Your goal
Gather up the lines with the word "sont" in them.
-- begin Data records --
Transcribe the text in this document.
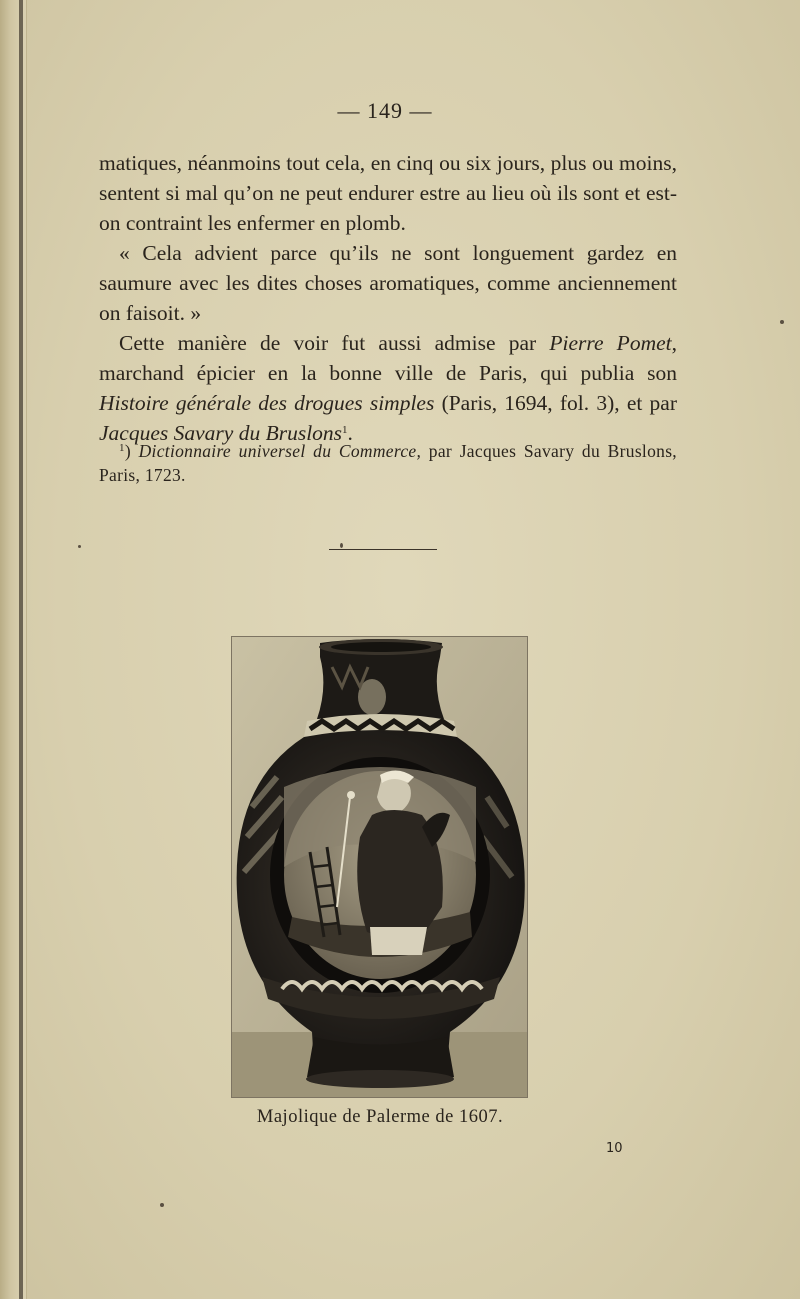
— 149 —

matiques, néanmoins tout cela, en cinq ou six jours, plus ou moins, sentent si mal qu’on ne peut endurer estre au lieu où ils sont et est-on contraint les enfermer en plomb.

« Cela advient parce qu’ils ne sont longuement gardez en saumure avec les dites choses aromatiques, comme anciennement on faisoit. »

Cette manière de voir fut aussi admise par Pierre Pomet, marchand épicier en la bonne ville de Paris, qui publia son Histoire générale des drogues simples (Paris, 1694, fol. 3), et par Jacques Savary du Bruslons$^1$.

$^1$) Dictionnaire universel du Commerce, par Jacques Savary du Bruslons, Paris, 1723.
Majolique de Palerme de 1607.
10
-- end Data records --
Task result
matiques, néanmoins tout cela, en cinq ou six jours, plus ou moins, sentent si mal qu’on ne peut endurer estre au lieu où ils sont et est-on contraint les enfermer en plomb.
« Cela advient parce qu’ils ne sont longuement gardez en saumure avec les dites choses aromatiques, comme anciennement on faisoit. »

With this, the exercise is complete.